>>>
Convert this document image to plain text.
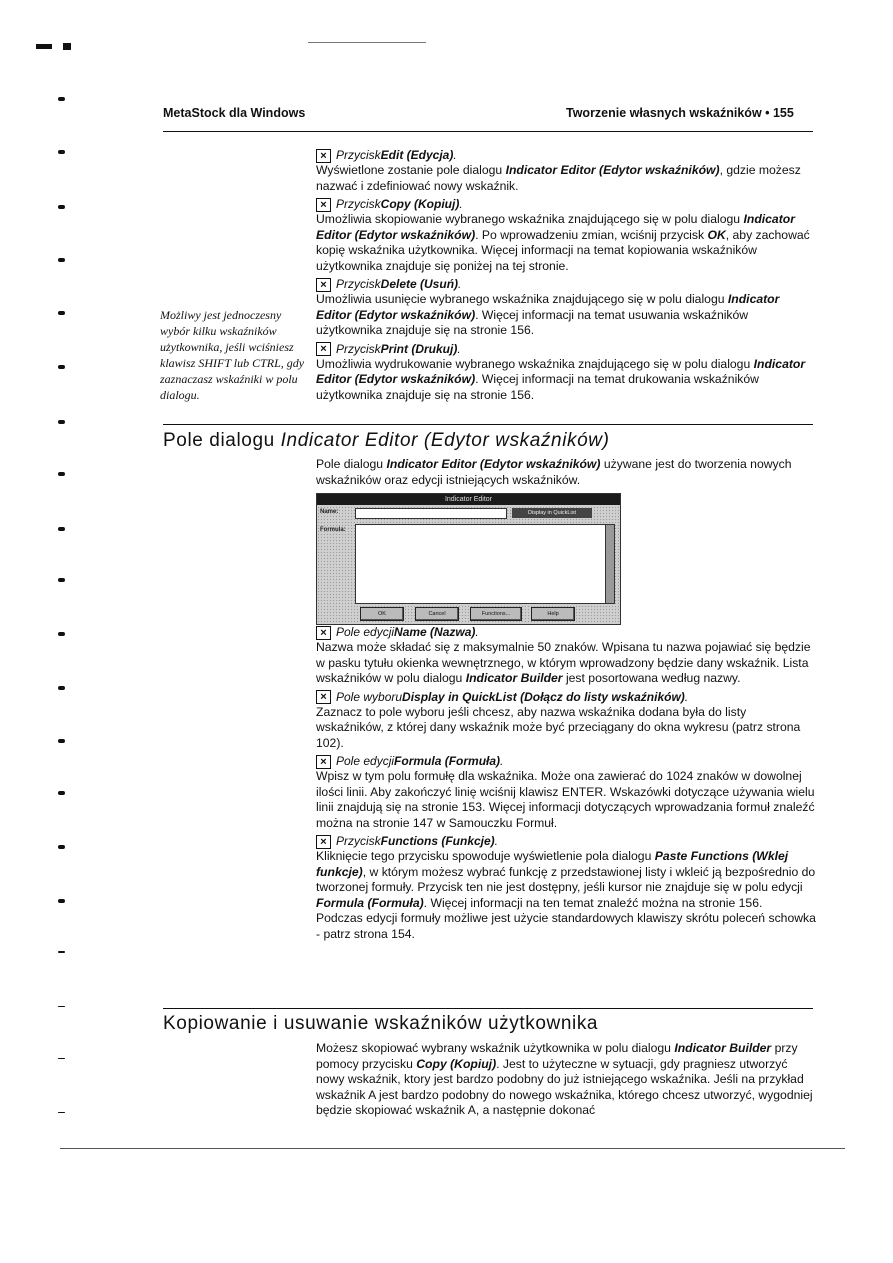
MetaStock dla Windows	Tworzenie własnych wskaźników • 155
× Przycisk Edit (Edycja) .
Wyświetlone zostanie pole dialogu Indicator Editor (Edytor wskaźników), gdzie możesz nazwać i zdefiniować nowy wskaźnik.
× Przycisk Copy (Kopiuj) .
Umożliwia skopiowanie wybranego wskaźnika znajdującego się w polu dialogu Indicator Editor (Edytor wskaźników). Po wprowadzeniu zmian, wciśnij przycisk OK, aby zachować kopię wskaźnika użytkownika. Więcej informacji na temat kopiowania wskaźników użytkownika znajduje się poniżej na tej stronie.
× Przycisk Delete (Usuń) .
Umożliwia usunięcie wybranego wskaźnika znajdującego się w polu dialogu Indicator Editor (Edytor wskaźników). Więcej informacji na temat usuwania wskaźników użytkownika znajduje się na stronie 156.
× Przycisk Print (Drukuj) .
Umożliwia wydrukowanie wybranego wskaźnika znajdującego się w polu dialogu Indicator Editor (Edytor wskaźników). Więcej informacji na temat drukowania wskaźników użytkownika znajduje się na stronie 156.
Możliwy jest jednoczesny wybór kilku wskaźników użytkownika, jeśli wciśniesz klawisz SHIFT lub CTRL, gdy zaznaczasz wskaźniki w polu dialogu.
Pole dialogu Indicator Editor (Edytor wskaźników)
Pole dialogu Indicator Editor (Edytor wskaźników) używane jest do tworzenia nowych wskaźników oraz edycji istniejących wskaźników.
Indicator Editor
Name:	Display in QuickList
Formula:
OK	Cancel	Functions...	Help
× Pole edycji Name (Nazwa) .
Nazwa może składać się z maksymalnie 50 znaków. Wpisana tu nazwa pojawiać się będzie w pasku tytułu okienka wewnętrznego, w którym wprowadzony będzie dany wskaźnik. Lista wskaźników w polu dialogu Indicator Builder jest posortowana według nazwy.
× Pole wyboru Display in QuickList (Dołącz do listy wskaźników) .
Zaznacz to pole wyboru jeśli chcesz, aby nazwa wskaźnika dodana była do listy wskaźników, z której dany wskaźnik może być przeciągany do okna wykresu (patrz strona 102).
× Pole edycji Formula (Formuła) .
Wpisz w tym polu formułę dla wskaźnika. Może ona zawierać do 1024 znaków w dowolnej ilości linii. Aby zakończyć linię wciśnij klawisz ENTER. Wskazówki dotyczące używania wielu linii znajdują się na stronie 153. Więcej informacji dotyczących wprowadzania formuł znaleźć można na stronie 147 w Samouczku Formuł.
× Przycisk Functions (Funkcje) .
Kliknięcie tego przycisku spowoduje wyświetlenie pola dialogu Paste Functions (Wklej funkcje), w którym możesz wybrać funkcję z przedstawionej listy i wkleić ją bezpośrednio do tworzonej formuły. Przycisk ten nie jest dostępny, jeśli kursor nie znajduje się w polu edycji Formula (Formuła). Więcej informacji na ten temat znaleźć można na stronie 156.
Podczas edycji formuły możliwe jest użycie standardowych klawiszy skrótu poleceń schowka - patrz strona 154.
Kopiowanie i usuwanie wskaźników użytkownika
Możesz skopiować wybrany wskaźnik użytkownika w polu dialogu Indicator Builder przy pomocy przycisku Copy (Kopiuj). Jest to użyteczne w sytuacji, gdy pragniesz utworzyć nowy wskaźnik, ktory jest bardzo podobny do już istniejącego wskaźnika. Jeśli na przykład wskaźnik A jest bardzo podobny do nowego wskaźnika, którego chcesz utworzyć, wygodniej będzie skopiować wskaźnik A, a następnie dokonać
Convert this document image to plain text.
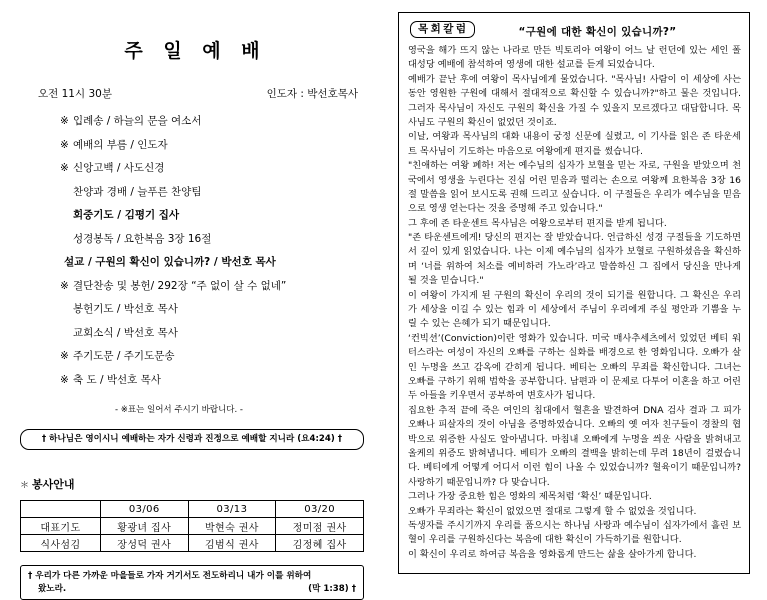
주 일 예 배
오전 11시 30분	인도자 : 박선호목사
※ 입례송 / 하늘의 문을 여소서
※ 예배의 부름 / 인도자
※ 신앙고백 / 사도신경
찬양과 경배 / 늘푸른 찬양팀
회중기도 / 김평기 집사
성경봉독 / 요한복음 3장 16절
설교 / 구원의 확신이 있습니까? / 박선호 목사
※ 결단찬송 및 봉헌/ 292장 “주 없이 살 수 없네”
봉헌기도 / 박선호 목사
교회소식 / 박선호 목사
※ 주기도문 / 주기도문송
※ 축 도 / 박선호 목사
- ※표는 일어서 주시기 바랍니다. -
† 하나님은 영이시니 예배하는 자가 신령과 진정으로 예배할 지니라 (요4:24) †
＊ 봉사안내
	03/06	03/13	03/20
대표기도	황광녀 집사	박현숙 권사	정미점 권사
식사섬김	장성덕 권사	김범식 권사	김정혜 집사
† 우리가 다른 가까운 마을들로 가자 거기서도 전도하리니 내가 이를 위하여
왔노라.	(막 1:38) †
목회칼럼	“구원에 대한 확신이 있습니까?”

영국을 해가 뜨지 않는 나라로 만든 빅토리아 여왕이 어느 날 런던에 있는 세인 폴 대성당 예배에 참석하여 영생에 대한 설교를 듣게 되었습니다.

예배가 끝난 후에 여왕이 목사님에게 물었습니다. "목사님! 사람이 이 세상에 사는 동안 영원한 구원에 대해서 절대적으로 확신할 수 있습니까?"하고 물은 것입니다. 그러자 목사님이 자신도 구원의 확신을 가질 수 있을지 모르겠다고 대답합니다. 목사님도 구원의 확신이 없었던 것이죠.

이날, 여왕과 목사님의 대화 내용이 궁정 신문에 실렸고, 이 기사를 읽은 존 타운세트 목사님이 기도하는 마음으로 여왕에게 편지를 썼습니다.

"친애하는 여왕 폐하! 저는 예수님의 십자가 보혈을 믿는 자로, 구원을 받았으며 천국에서 영생을 누린다는 진심 어린 믿음과 떨리는 손으로 여왕께 요한복음 3장 16절 말씀을 읽어 보시도록 권해 드리고 싶습니다. 이 구절들은 우리가 예수님을 믿음으로 영생 얻는다는 것을 증명해 주고 있습니다."

그 후에 존 타운센트 목사님은 여왕으로부터 편지를 받게 됩니다.

"존 타운센트에게! 당신의 편지는 잘 받았습니다. 언급하신 성경 구절들을 기도하면서 깊이 있게 읽었습니다. 나는 이제 예수님의 십자가 보혈로 구원하셨음을 확신하며 ‘너를 위하여 처소를 예비하러 가노라’라고 말씀하신 그 집에서 당신을 만나게 될 것을 믿습니다."

이 여왕이 가지게 된 구원의 확신이 우리의 것이 되기를 원합니다. 그 확신은 우리가 세상을 이길 수 있는 힘과 이 세상에서 주님이 우리에게 주실 평안과 기쁨을 누릴 수 있는 은혜가 되기 때문입니다.

‘컨빅션’(Conviction)이란 영화가 있습니다. 미국 매사추세츠에서 있었던 베티 워터스라는 여성이 자신의 오빠를 구하는 실화를 배경으로 한 영화입니다. 오빠가 살인 누명을 쓰고 감옥에 갇히게 됩니다. 베티는 오빠의 무죄를 확신합니다. 그녀는 오빠를 구하기 위해 법학을 공부합니다. 남편과 이 문제로 다투어 이혼을 하고 어린 두 아들을 키우면서 공부하여 변호사가 됩니다.

집요한 추적 끝에 죽은 여인의 침대에서 혈흔을 발견하여 DNA 검사 결과 그 피가 오빠나 피살자의 것이 아님을 증명하였습니다. 오빠의 옛 여자 친구들이 경찰의 협박으로 위증한 사실도 알아냅니다. 마침내 오빠에게 누명을 씌운 사람을 밝혀내고 올케의 위증도 밝혀냅니다. 베티가 오빠의 결백을 밝히는데 무려 18년이 걸렸습니다. 베티에게 어떻게 어디서 이런 힘이 나올 수 있었습니까? 혈육이기 때문입니까? 사랑하기 때문입니까? 다 맞습니다.

그러나 가장 중요한 힘은 영화의 제목처럼 ‘확신’ 때문입니다.

오빠가 무죄라는 확신이 없었으면 절대로 그렇게 할 수 없었을 것입니다.

독생자를 주시기까지 우리를 품으시는 하나님 사랑과 예수님이 십자가에서 흘린 보혈이 우리를 구원하신다는 복음에 대한 확신이 가득하기를 원합니다.

이 확신이 우리로 하여금 복음을 영화롭게 만드는 삶을 살아가게 합니다.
<<<
◆ **PROBLEM DETAILS**
Look above for lines with the word "dany" and copy them all.

◆ **FINAL RESULT**
Nazwa może składać się z maksymalnie 50 znaków. Wpisana tu nazwa pojawiać się będzie w pasku tytułu okienka wewnętrznego, w którym wprowadzony będzie dany wskaźnik. Lista wskaźników w polu dialogu Indicator Builder jest posortowana według nazwy.
Zaznacz to pole wyboru jeśli chcesz, aby nazwa wskaźnika dodana była do listy wskaźników, z której dany wskaźnik może być przeciągany do okna wykresu (patrz strona 102).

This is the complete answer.